• **Available data**
========================================================================

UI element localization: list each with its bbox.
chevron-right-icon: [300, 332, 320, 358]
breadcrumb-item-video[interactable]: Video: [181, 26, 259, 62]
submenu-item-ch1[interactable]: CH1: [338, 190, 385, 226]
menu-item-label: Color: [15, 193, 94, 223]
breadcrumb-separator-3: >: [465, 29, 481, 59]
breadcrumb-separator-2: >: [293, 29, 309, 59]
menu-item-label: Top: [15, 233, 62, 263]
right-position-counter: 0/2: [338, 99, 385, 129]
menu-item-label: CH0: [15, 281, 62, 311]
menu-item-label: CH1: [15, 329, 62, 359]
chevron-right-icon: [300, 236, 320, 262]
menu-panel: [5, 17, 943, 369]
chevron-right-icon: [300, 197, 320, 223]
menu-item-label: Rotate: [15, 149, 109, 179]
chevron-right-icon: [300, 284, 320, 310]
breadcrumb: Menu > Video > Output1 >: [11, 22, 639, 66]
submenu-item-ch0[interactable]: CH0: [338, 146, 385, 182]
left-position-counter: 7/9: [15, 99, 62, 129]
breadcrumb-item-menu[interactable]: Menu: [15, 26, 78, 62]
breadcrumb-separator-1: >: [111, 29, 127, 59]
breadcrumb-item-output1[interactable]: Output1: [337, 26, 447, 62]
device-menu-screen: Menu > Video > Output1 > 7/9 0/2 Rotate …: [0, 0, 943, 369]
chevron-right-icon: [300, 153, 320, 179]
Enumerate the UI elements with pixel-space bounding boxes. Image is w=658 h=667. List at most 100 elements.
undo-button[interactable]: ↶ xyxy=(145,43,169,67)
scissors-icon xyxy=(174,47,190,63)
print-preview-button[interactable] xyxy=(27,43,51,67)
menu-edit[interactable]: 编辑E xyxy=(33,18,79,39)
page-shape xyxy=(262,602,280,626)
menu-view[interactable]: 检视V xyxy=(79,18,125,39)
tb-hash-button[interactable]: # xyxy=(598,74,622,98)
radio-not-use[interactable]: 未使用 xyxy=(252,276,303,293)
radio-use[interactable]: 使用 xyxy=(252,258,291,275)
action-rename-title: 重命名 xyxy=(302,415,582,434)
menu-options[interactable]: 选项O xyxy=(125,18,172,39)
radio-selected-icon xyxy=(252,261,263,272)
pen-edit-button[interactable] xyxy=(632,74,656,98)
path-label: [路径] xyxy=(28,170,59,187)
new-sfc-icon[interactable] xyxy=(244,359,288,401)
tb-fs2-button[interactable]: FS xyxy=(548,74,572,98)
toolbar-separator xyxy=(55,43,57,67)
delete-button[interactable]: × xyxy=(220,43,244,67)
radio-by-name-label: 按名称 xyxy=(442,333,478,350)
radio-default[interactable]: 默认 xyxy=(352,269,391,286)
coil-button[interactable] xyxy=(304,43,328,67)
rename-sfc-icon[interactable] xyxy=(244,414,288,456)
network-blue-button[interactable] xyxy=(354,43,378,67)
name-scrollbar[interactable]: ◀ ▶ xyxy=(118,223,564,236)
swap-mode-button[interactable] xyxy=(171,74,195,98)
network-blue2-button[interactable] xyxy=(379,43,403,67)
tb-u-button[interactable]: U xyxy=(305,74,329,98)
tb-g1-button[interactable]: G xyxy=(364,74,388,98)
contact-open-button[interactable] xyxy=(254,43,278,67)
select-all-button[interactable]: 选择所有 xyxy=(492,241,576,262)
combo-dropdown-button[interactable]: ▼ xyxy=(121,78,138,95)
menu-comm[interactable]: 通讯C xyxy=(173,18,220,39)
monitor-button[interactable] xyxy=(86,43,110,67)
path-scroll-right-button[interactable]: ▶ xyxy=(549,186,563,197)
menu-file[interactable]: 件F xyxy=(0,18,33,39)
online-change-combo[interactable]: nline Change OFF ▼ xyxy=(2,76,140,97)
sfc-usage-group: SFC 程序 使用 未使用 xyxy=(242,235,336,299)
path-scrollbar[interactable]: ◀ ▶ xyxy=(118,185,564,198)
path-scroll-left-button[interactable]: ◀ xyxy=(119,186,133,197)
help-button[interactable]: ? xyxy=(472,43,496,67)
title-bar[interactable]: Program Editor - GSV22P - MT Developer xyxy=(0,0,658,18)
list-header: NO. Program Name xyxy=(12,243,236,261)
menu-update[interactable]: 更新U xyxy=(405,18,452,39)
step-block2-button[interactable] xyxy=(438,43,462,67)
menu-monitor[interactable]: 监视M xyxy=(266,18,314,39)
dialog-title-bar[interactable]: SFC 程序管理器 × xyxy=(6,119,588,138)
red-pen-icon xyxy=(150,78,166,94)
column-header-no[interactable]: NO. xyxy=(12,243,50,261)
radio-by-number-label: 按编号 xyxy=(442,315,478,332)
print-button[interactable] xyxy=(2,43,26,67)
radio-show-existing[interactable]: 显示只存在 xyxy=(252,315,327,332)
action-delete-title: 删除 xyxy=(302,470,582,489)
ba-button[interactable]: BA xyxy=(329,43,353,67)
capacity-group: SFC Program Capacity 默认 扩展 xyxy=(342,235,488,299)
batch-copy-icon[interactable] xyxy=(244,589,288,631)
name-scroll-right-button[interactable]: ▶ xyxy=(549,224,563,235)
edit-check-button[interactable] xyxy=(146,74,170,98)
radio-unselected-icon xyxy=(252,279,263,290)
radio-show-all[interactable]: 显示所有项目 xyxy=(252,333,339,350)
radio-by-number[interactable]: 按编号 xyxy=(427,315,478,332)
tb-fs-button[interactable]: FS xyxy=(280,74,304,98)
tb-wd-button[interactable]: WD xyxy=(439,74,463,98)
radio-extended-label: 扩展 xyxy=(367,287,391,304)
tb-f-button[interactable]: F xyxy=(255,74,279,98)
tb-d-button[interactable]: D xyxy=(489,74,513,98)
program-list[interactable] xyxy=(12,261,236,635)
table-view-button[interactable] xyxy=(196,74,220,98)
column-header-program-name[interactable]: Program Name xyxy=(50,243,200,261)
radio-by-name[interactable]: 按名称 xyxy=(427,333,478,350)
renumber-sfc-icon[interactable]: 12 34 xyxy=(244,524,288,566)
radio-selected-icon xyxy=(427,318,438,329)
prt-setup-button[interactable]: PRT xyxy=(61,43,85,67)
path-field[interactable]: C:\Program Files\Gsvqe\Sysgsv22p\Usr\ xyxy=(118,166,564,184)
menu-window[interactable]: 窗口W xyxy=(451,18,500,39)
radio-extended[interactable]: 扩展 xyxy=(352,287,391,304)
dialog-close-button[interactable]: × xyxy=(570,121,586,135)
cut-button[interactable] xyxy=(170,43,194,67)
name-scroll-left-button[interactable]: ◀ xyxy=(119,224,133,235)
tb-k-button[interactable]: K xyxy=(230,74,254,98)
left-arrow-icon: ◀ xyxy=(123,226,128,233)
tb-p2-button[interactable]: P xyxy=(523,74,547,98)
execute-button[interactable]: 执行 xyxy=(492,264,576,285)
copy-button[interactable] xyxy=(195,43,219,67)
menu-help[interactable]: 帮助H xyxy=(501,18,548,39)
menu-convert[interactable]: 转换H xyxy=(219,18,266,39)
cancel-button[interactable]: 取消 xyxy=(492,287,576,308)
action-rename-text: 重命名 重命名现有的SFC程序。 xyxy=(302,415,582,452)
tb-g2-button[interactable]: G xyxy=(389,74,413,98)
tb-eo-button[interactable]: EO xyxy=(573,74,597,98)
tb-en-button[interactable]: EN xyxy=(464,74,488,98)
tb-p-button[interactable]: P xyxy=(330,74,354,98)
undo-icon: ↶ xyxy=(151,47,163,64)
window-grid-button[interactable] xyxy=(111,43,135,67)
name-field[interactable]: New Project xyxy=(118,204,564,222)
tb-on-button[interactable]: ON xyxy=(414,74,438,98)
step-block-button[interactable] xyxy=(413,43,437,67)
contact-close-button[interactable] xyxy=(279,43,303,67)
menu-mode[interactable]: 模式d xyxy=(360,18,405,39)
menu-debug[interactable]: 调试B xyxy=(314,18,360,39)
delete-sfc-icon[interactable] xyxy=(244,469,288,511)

========================================================================

• **What is needed**
Turn the stretch of records above, from the very start through the line containing "breadcrumb-separator-1: >: [111, 29, 127, 59]", into a numbered list, leaving out any blank lines.

• **Written response**
1. UI element localization: list each with its bbox.
2. chevron-right-icon: [300, 332, 320, 358]
3. breadcrumb-item-video[interactable]: Video: [181, 26, 259, 62]
4. submenu-item-ch1[interactable]: CH1: [338, 190, 385, 226]
5. menu-item-label: Color: [15, 193, 94, 223]
6. breadcrumb-separator-3: >: [465, 29, 481, 59]
7. breadcrumb-separator-2: >: [293, 29, 309, 59]
8. menu-item-label: Top: [15, 233, 62, 263]
9. right-position-counter: 0/2: [338, 99, 385, 129]
10. menu-item-label: CH0: [15, 281, 62, 311]
11. menu-item-label: CH1: [15, 329, 62, 359]
12. chevron-right-icon: [300, 236, 320, 262]
13. menu-panel: [5, 17, 943, 369]
14. chevron-right-icon: [300, 197, 320, 223]
15. menu-item-label: Rotate: [15, 149, 109, 179]
16. chevron-right-icon: [300, 284, 320, 310]
17. breadcrumb: Menu > Video > Output1 >: [11, 22, 639, 66]
18. submenu-item-ch0[interactable]: CH0: [338, 146, 385, 182]
19. left-position-counter: 7/9: [15, 99, 62, 129]
20. breadcrumb-item-menu[interactable]: Menu: [15, 26, 78, 62]
21. breadcrumb-separator-1: >: [111, 29, 127, 59]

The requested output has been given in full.